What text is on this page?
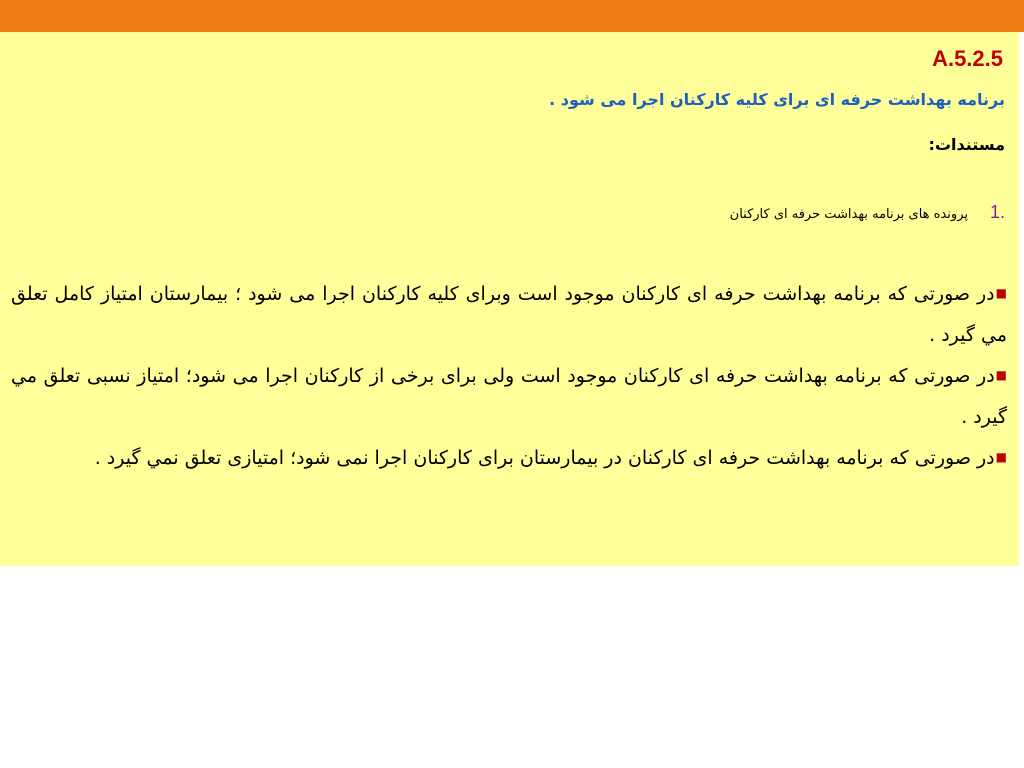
A.5.2.5
برنامه بهداشت حرفه ای برای کلیه کارکنان اجرا می شود .
مستندات:
1.
پرونده های برنامه بهداشت حرفه ای کارکنان

■در صورتی که برنامه بهداشت حرفه ای کارکنان موجود است وبرای کلیه کارکنان اجرا می شود ؛ بیمارستان امتیاز کامل تعلق مي گيرد .

■در صورتی که برنامه بهداشت حرفه ای کارکنان موجود است ولی برای برخی از کارکنان اجرا می شود؛ امتیاز نسبی تعلق مي گيرد .

■در صورتی که برنامه بهداشت حرفه ای کارکنان در بیمارستان برای کارکنان اجرا نمی شود؛ امتیازی تعلق نمي گيرد .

WHAT IS BEING ASKED:
Reproduce every line of the material precisely, omitting its pictures.

REPLY TO THE TASK:
What text is on this page?
A.5.2.5
برنامه بهداشت حرفه ای برای کلیه کارکنان اجرا می شود .
مستندات:
1.
پرونده های برنامه بهداشت حرفه ای کارکنان

■در صورتی که برنامه بهداشت حرفه ای کارکنان موجود است وبرای کلیه کارکنان اجرا می شود ؛ بیمارستان امتیاز کامل تعلق مي گيرد .

■در صورتی که برنامه بهداشت حرفه ای کارکنان موجود است ولی برای برخی از کارکنان اجرا می شود؛ امتیاز نسبی تعلق مي گيرد .

■در صورتی که برنامه بهداشت حرفه ای کارکنان در بیمارستان برای کارکنان اجرا نمی شود؛ امتیازی تعلق نمي گيرد .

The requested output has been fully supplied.